Layout element records:

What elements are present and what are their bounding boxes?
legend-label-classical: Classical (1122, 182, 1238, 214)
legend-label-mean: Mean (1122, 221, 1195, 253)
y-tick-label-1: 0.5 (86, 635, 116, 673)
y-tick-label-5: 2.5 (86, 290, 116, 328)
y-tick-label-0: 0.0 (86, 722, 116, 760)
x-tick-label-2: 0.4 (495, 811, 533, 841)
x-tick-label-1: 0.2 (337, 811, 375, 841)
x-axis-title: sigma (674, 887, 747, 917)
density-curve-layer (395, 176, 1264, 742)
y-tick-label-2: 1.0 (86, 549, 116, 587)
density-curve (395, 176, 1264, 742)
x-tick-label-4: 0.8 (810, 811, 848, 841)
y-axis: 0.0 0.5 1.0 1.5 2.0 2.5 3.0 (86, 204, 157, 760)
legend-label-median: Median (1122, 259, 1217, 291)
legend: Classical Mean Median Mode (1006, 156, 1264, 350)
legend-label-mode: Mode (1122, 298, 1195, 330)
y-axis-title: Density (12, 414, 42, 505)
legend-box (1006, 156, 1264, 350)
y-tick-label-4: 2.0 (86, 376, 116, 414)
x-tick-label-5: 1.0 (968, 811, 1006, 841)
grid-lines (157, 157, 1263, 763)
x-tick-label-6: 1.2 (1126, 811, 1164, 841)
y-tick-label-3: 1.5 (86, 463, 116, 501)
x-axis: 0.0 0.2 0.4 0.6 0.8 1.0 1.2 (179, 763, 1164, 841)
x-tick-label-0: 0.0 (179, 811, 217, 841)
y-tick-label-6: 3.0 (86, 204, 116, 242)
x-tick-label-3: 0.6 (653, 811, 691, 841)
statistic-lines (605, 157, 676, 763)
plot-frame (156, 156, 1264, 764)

• What is expected:
Copy every record above line for line, keeping each character unchanged.

• Solution to this exercise:
What elements are present and what are their bounding boxes?
legend-label-classical: Classical (1122, 182, 1238, 214)
legend-label-mean: Mean (1122, 221, 1195, 253)
y-tick-label-1: 0.5 (86, 635, 116, 673)
y-tick-label-5: 2.5 (86, 290, 116, 328)
y-tick-label-0: 0.0 (86, 722, 116, 760)
x-tick-label-2: 0.4 (495, 811, 533, 841)
x-tick-label-1: 0.2 (337, 811, 375, 841)
x-axis-title: sigma (674, 887, 747, 917)
density-curve-layer (395, 176, 1264, 742)
y-tick-label-2: 1.0 (86, 549, 116, 587)
density-curve (395, 176, 1264, 742)
x-tick-label-4: 0.8 (810, 811, 848, 841)
y-axis: 0.0 0.5 1.0 1.5 2.0 2.5 3.0 (86, 204, 157, 760)
legend-label-median: Median (1122, 259, 1217, 291)
legend: Classical Mean Median Mode (1006, 156, 1264, 350)
legend-label-mode: Mode (1122, 298, 1195, 330)
y-axis-title: Density (12, 414, 42, 505)
legend-box (1006, 156, 1264, 350)
y-tick-label-4: 2.0 (86, 376, 116, 414)
x-tick-label-5: 1.0 (968, 811, 1006, 841)
grid-lines (157, 157, 1263, 763)
x-tick-label-6: 1.2 (1126, 811, 1164, 841)
y-tick-label-3: 1.5 (86, 463, 116, 501)
x-axis: 0.0 0.2 0.4 0.6 0.8 1.0 1.2 (179, 763, 1164, 841)
x-tick-label-0: 0.0 (179, 811, 217, 841)
y-tick-label-6: 3.0 (86, 204, 116, 242)
x-tick-label-3: 0.6 (653, 811, 691, 841)
statistic-lines (605, 157, 676, 763)
plot-frame (156, 156, 1264, 764)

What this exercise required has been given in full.